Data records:
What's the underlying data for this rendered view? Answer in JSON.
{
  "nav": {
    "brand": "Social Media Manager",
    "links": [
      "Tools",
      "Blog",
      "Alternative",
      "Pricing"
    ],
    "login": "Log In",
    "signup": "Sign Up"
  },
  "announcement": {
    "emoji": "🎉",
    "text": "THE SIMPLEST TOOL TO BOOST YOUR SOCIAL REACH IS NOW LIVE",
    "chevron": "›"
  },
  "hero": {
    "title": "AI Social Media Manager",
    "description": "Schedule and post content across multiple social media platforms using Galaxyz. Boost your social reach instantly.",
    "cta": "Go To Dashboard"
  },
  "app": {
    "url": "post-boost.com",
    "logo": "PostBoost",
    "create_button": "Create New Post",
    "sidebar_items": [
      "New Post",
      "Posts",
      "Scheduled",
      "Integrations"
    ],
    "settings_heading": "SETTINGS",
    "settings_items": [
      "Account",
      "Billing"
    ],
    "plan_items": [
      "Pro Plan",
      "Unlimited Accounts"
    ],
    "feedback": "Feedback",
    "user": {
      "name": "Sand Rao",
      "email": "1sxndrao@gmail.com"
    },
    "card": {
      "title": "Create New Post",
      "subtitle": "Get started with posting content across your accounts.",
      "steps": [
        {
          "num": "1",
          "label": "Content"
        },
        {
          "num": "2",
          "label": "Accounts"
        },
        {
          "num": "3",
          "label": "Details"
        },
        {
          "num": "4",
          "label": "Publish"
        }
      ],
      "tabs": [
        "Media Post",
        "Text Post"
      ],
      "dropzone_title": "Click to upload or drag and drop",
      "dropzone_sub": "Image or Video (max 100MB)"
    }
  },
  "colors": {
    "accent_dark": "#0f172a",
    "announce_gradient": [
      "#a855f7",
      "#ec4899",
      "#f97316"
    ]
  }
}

— REQUEST —
Scan the listing above for the word "Create" and copy every line that holds it.

— OUTPUT FOR THIS TASK —
    "create_button": "Create New Post",
      "title": "Create New Post",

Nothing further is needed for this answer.